→ **Directions for this task**: Locate every line below that contains the word "growth" and copy it.

::::

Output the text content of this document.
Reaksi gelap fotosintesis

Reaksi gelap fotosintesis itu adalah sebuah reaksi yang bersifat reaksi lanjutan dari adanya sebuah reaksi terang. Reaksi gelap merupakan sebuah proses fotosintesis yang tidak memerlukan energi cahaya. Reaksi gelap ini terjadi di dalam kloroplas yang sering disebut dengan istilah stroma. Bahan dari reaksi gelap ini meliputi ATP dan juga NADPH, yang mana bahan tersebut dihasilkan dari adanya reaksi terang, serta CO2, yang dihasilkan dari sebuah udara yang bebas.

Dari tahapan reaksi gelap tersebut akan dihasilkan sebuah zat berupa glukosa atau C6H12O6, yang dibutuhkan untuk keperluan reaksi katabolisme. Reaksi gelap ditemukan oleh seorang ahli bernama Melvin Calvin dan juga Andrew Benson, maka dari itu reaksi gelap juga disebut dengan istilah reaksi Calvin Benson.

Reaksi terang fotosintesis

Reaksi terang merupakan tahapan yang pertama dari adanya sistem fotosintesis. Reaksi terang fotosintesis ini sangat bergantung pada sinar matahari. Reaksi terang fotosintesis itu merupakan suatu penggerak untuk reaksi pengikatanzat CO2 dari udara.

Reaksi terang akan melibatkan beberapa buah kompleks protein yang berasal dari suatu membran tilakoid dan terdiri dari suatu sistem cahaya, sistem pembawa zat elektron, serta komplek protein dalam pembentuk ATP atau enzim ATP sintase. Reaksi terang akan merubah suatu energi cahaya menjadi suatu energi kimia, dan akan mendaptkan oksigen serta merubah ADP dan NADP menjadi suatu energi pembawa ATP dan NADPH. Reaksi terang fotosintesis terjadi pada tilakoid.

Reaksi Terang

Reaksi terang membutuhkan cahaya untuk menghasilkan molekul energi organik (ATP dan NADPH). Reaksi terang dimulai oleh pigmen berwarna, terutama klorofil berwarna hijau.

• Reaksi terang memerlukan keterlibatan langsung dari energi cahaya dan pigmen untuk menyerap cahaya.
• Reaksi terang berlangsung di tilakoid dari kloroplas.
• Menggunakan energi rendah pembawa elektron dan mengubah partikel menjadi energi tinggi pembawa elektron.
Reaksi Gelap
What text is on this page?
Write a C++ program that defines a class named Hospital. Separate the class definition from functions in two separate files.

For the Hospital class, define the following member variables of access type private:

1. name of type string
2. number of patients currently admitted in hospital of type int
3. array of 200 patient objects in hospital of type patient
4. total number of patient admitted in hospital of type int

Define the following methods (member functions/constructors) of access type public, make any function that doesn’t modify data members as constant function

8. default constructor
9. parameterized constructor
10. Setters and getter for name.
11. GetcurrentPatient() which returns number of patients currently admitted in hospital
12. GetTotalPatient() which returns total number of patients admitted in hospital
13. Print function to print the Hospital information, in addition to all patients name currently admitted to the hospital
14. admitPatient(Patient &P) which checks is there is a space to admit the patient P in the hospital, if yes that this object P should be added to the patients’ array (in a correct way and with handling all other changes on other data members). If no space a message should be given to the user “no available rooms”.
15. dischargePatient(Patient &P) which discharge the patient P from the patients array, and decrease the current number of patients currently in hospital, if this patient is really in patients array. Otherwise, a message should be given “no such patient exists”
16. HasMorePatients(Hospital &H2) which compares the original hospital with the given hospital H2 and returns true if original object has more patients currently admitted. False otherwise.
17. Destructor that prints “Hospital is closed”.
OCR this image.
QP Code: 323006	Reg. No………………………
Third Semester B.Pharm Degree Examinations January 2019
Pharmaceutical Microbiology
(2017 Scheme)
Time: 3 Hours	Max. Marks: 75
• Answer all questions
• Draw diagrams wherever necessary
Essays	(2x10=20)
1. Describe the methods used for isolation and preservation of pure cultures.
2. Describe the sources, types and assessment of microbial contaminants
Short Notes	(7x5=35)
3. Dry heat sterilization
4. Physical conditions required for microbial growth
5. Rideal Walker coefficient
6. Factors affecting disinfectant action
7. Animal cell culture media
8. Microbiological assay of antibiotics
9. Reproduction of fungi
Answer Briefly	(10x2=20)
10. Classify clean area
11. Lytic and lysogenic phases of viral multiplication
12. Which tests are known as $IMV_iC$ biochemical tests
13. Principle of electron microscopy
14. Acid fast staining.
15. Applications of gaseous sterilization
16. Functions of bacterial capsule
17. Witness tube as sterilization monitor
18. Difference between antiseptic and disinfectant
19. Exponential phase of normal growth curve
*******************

::::

→ **Answer to this exercise**:
4. Physical conditions required for microbial growth
19. Exponential phase of normal growth curve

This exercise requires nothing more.